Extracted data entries
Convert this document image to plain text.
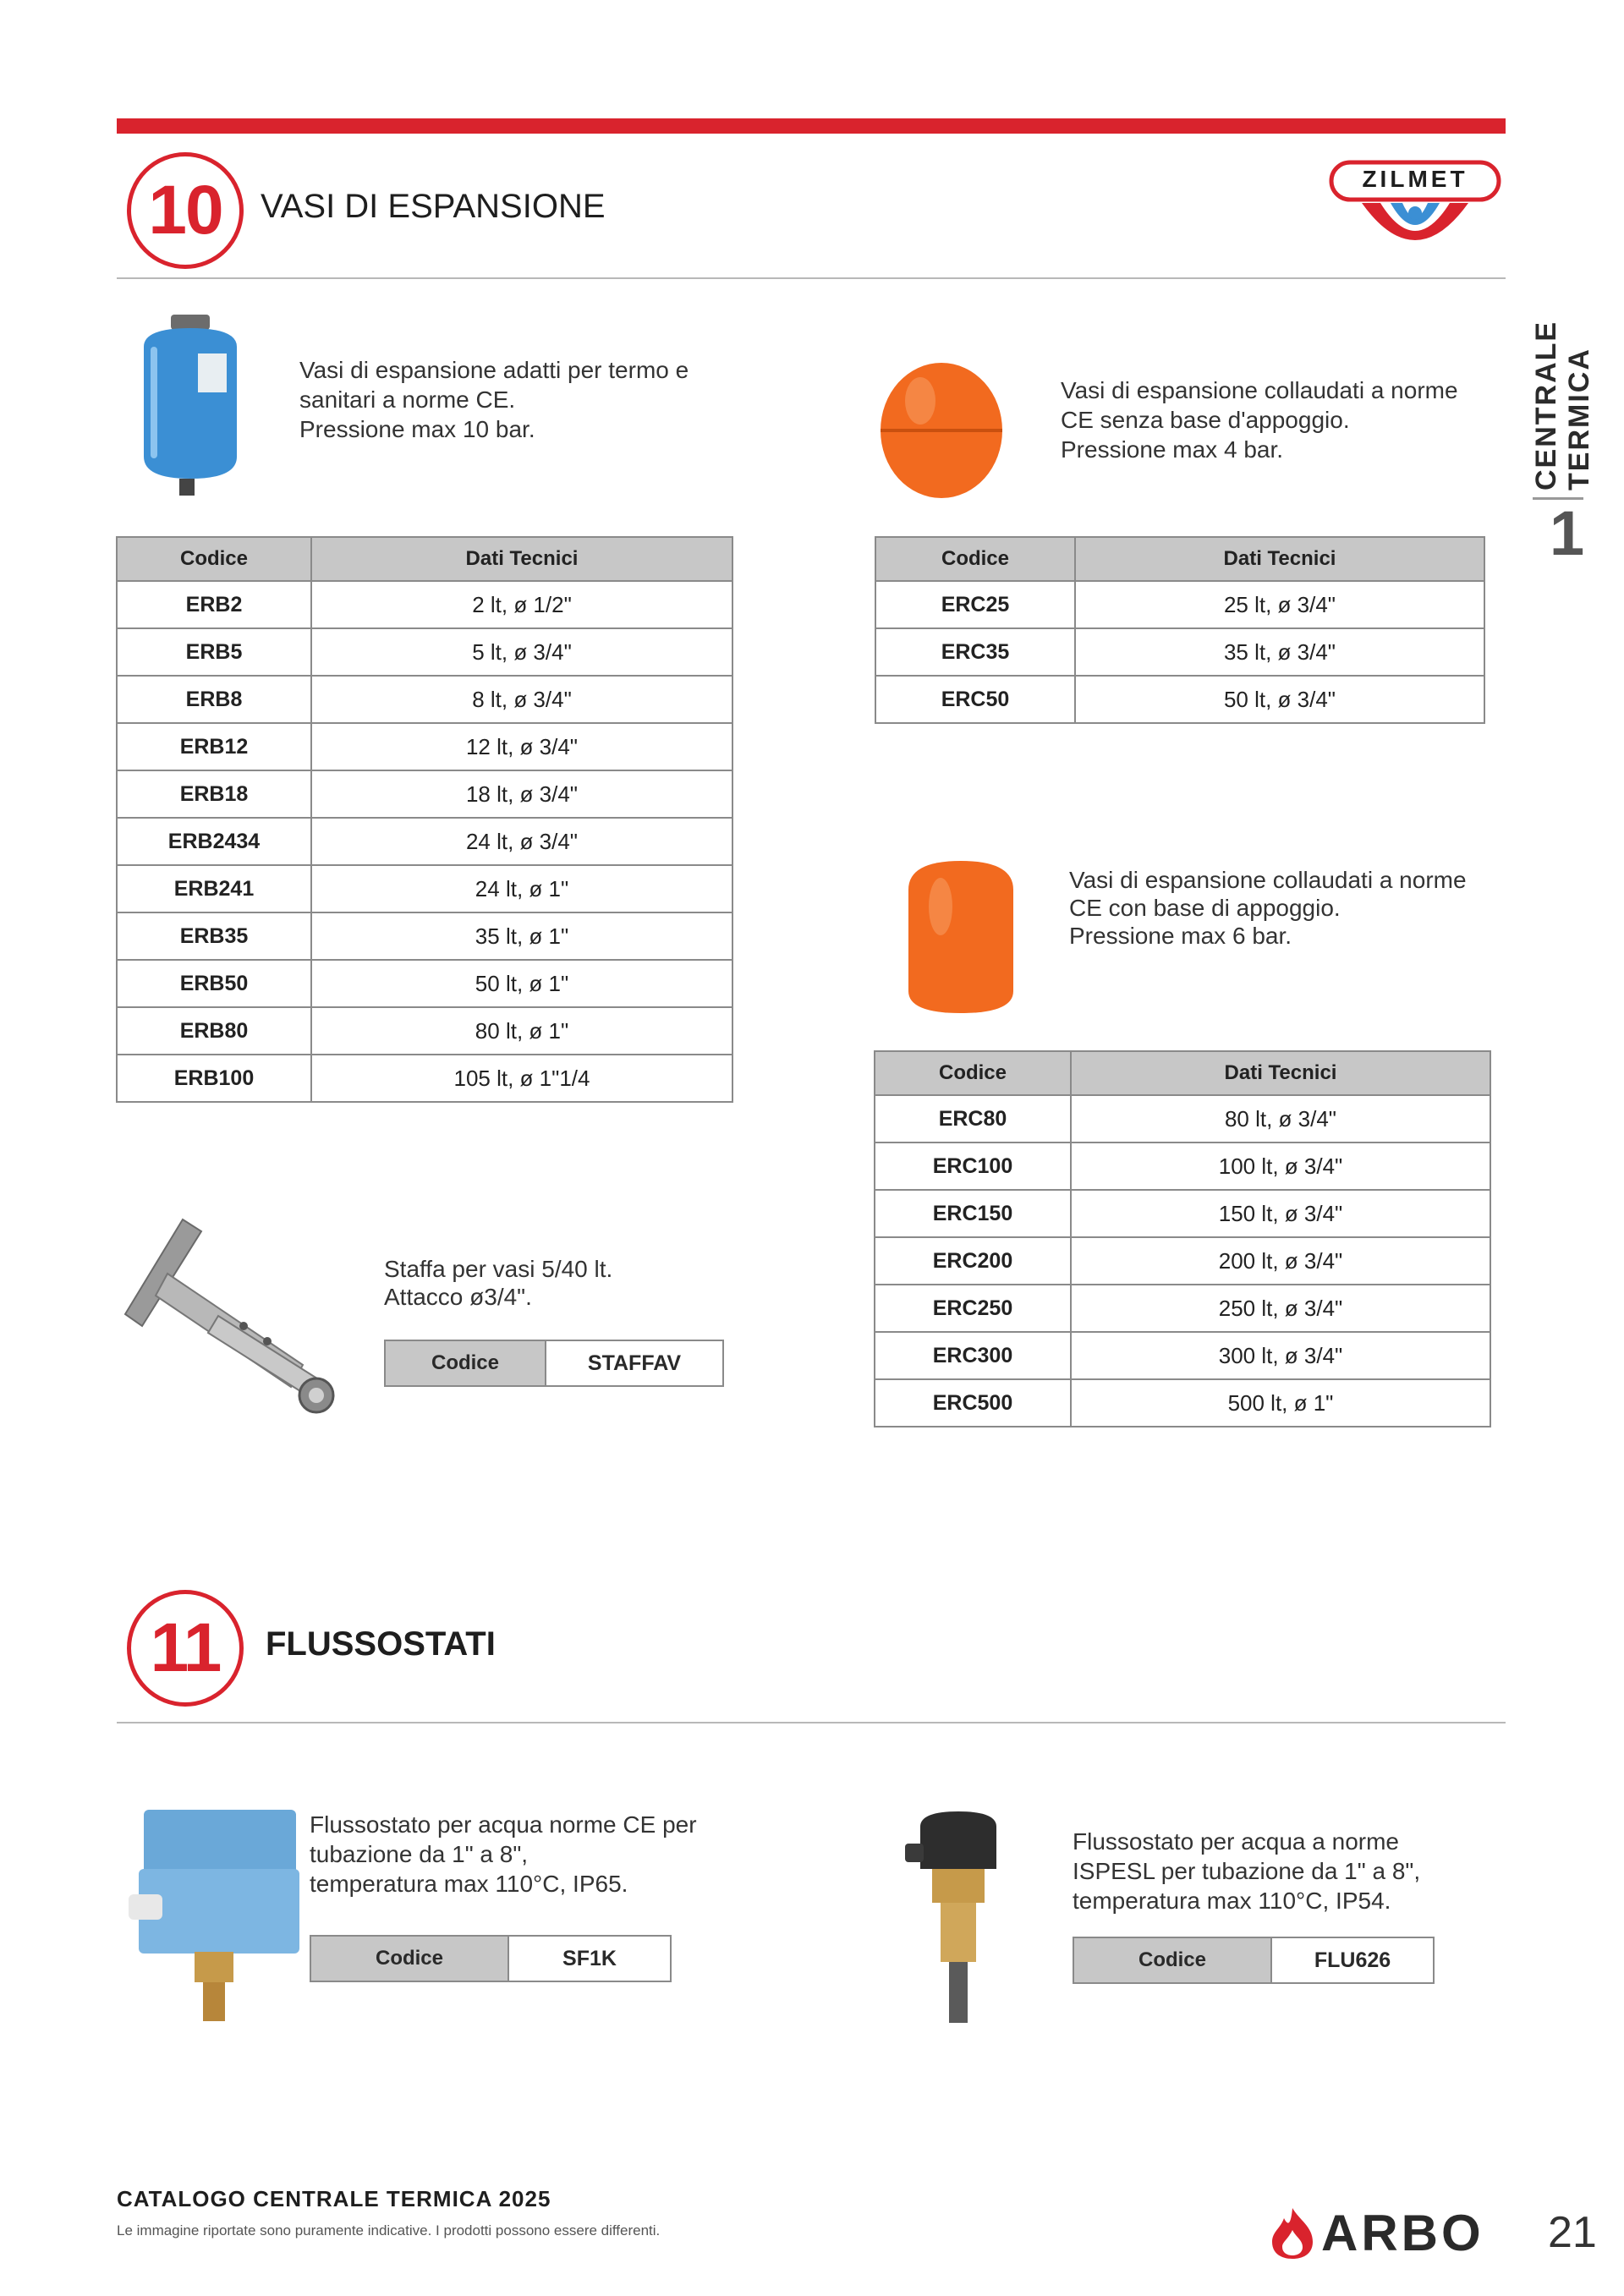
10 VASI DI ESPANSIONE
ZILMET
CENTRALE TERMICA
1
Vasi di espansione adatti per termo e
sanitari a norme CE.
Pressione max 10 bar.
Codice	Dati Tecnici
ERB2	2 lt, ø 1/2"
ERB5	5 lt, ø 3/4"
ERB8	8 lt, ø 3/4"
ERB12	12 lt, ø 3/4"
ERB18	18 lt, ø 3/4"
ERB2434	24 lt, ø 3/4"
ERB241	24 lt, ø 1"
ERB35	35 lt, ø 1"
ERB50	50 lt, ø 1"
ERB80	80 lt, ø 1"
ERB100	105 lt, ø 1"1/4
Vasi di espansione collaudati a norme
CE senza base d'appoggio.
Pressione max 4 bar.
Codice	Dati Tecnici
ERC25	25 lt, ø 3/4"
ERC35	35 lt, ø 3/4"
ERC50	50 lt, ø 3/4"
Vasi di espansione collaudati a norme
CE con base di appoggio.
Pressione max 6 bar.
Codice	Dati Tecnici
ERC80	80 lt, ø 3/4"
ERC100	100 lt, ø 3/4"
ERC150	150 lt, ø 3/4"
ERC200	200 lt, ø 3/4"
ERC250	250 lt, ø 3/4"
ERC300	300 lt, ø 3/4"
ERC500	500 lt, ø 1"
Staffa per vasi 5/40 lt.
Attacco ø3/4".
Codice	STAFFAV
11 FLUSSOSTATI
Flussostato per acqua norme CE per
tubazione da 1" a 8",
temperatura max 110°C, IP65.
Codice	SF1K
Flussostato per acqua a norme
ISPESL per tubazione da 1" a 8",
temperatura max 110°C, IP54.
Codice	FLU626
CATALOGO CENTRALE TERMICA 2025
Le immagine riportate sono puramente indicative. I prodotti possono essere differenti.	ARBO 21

*What is asked:*
Do not copy the pictures, but repeat every line exactly.

*The answer:*
Convert this document image to plain text.
10 VASI DI ESPANSIONE
ZILMET
CENTRALE TERMICA
1
Vasi di espansione adatti per termo e
sanitari a norme CE.
Pressione max 10 bar.
Codice	Dati Tecnici
ERB2	2 lt, ø 1/2"
ERB5	5 lt, ø 3/4"
ERB8	8 lt, ø 3/4"
ERB12	12 lt, ø 3/4"
ERB18	18 lt, ø 3/4"
ERB2434	24 lt, ø 3/4"
ERB241	24 lt, ø 1"
ERB35	35 lt, ø 1"
ERB50	50 lt, ø 1"
ERB80	80 lt, ø 1"
ERB100	105 lt, ø 1"1/4
Vasi di espansione collaudati a norme
CE senza base d'appoggio.
Pressione max 4 bar.
Codice	Dati Tecnici
ERC25	25 lt, ø 3/4"
ERC35	35 lt, ø 3/4"
ERC50	50 lt, ø 3/4"
Vasi di espansione collaudati a norme
CE con base di appoggio.
Pressione max 6 bar.
Codice	Dati Tecnici
ERC80	80 lt, ø 3/4"
ERC100	100 lt, ø 3/4"
ERC150	150 lt, ø 3/4"
ERC200	200 lt, ø 3/4"
ERC250	250 lt, ø 3/4"
ERC300	300 lt, ø 3/4"
ERC500	500 lt, ø 1"
Staffa per vasi 5/40 lt.
Attacco ø3/4".
Codice	STAFFAV
11 FLUSSOSTATI
Flussostato per acqua norme CE per
tubazione da 1" a 8",
temperatura max 110°C, IP65.
Codice	SF1K
Flussostato per acqua a norme
ISPESL per tubazione da 1" a 8",
temperatura max 110°C, IP54.
Codice	FLU626
CATALOGO CENTRALE TERMICA 2025
Le immagine riportate sono puramente indicative. I prodotti possono essere differenti.	ARBO 21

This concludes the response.